- **Passage provided**
* * *
You might think it impossible for people to hate meetings any more than they already do.
But you’d be wrong.
To be fair, people don’t hate all meetings — they hate bad meetings. We’ve all experienced that unavoidable feeling of frustration when an ineffective meeting takes us away from accomplishing something else or disrupts our flow of work, making our entire day feel less productive than it could have been. It’s even worse when it happens across multiple meetings throughout the day.
Of course, ask any employee and they will tell you that they do, in fact, see enormous value in meeting to collaborate, create, and communicate detailed information more efficiently than they could through email or messaging apps. If they didn’t, we’d naturally have fewer meetings on our calendars.
Still, meetings have earned a reputation as, at best, a necessary evil. So why is that?
If you start to dig into the problem, a trend begins to emerge. More often than not, the problem is in the way meetings are run — unclear goals, meandering presentations, off-topic discussions, distracted participants, and the fact we all have other work competing for our time collectively conspire to frustrate all of us at one point or another.
Does it have to be that way? In a word, no.
But does most of the advice out there about running a better meeting actually make meetings better? Also no.
Rather than let bad meeting behaviors continue to wreak havoc on people’s schedules, job satisfaction, and the company’s bottom line, leaders at organizations everywhere are enacting new — and often dubious — rules for running more effective meetings.
From arbitrary caps on the length of meetings or the number of attendees to making everyone stand for the duration of the meeting or even designating one person to attend the meeting just to take notes — these widely-cited “best practices” do little to curb bad meeting behaviors.
What’s more, all of this questionable advice does little to actually improve meetings, while giving your employees new reasons to hate them.
10 Meeting Productivity Tips You Should Probably Avoid
Before we dive into the worst advice, we’d be remiss not to point out there are some honestly helpful tips out there for more productive meetings. Setting a clear agenda, starting and ending meetings on time, sending materials in advance, and assigning action items at the end can all help make meetings more useful and less frustrating.
Beyond those, however, there are any number of more questionable — even downright narcissistic — “effective meeting” strategies that companies regularly attempt to adopt in hopes of making meetings better.
Here is a list of the 10 worst ideas that are commonly touted as good solutions for more productive meetings that you should probably avoid:
1. Schedule meetings that start at odd times
(A bad idea recommended by CBS News)
Team members less-than-enthused to join your meetings? Maybe they’ll like them more at odd hours! There are many variations on this recommendation, from scheduling meetings really early or really late in the day, or even starting meetings at an unexpected time, say 7 minutes past the hour.
Of course, the idea that irregular scheduling somehow increases the worth of a meeting in the eyes of employees defies logic. Attendees may be more likely to notice the oddity of this strategy, but mostly they’ll be irritated by the added disruption it causes in their workdays. No one wants to arrive early or stay late at the office to attend your meeting, and the sheer lack of consistency forces people to work even harder to manage their already busy schedules.
2. Only schedule meetings on Wednesday
(A bad idea recommended by Forbes)
Imagine if you could only run all your errands one day each week. Bank, groceries, cleaners, healthcare checkups, and everything else — all of it can only be done that one day, or else it has to wait until next week. To be fair, as a strategy for managing meetings, it sounds great at first — you’ve got the whole rest of the week open for your own personal productivity!
* * *
- **Instructions**
- a) According to the meeting-tips article, which news outlet recommends scheduling meetings that start at odd times?
- b) In one to three sentences, explain why the meeting-tips article calls scheduling meetings at odd times a bad idea.
- c) Pick up the meeting-tips article where it stops and keep writing.

- **Dataset excerpt**
* * *
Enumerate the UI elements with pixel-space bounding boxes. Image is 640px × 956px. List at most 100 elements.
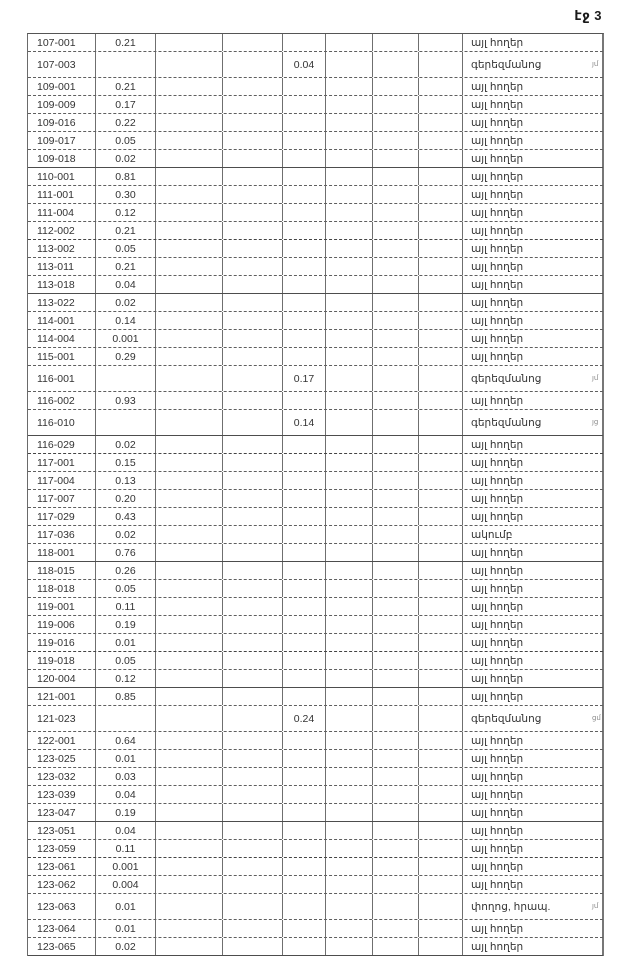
* * *
- **Results in order**
- a) CBS News.

- b) The article says odd scheduling mostly irritates attendees by disrupting their workdays, since no one wants to come in early or stay late for a meeting. It adds that the lack of consistency makes people work even harder to manage their already busy schedules.

- c)
Within a few weeks, however, you’ll realize that limiting your team to meeting once a week only increases inefficiency. In fact, it does so twice. First, you’re creating an environment where formal discussions and decisions will be put off until your designated day, potentially leaving work to idle for up to a week at a time. And second, since every meeting will be expected to take place in the same 8 hour period, you’re creating a nightmare of a day each week where everyone’s schedules quickly end up booked solid, thus forcing impromptu meetings to be scheduled weeks or months into the future to work around scheduling conflicts. While avoiding meetings in the name of productivity may be a convincing argument if you’re the CEO, if all your employees follow suit you run the risk of stifling innovation and delaying the progress of important initiatives.
3. Don’t invite more than 7 people
(A bad idea recommended by the Wall Street Journal)
Of course, no one wants to attend a meeting that isn’t relevant to them. And objectively, smaller groups do often have an easier time getting to a consensus. But limiting meeting attendance based on an arbitrary number of people means you run the risk of losing valuable insights and ideas from those who didn’t make the cut — or worse, you end up having to schedule more meetings with those who weren’t invited later. People should carefully consider who needs to attend their meetings, and invite the right people without attempting to work within the confines of a meaningless and often counterproductive seat rule.
4. Make everyone stand up
(A bad idea recommended by Lifehack.com)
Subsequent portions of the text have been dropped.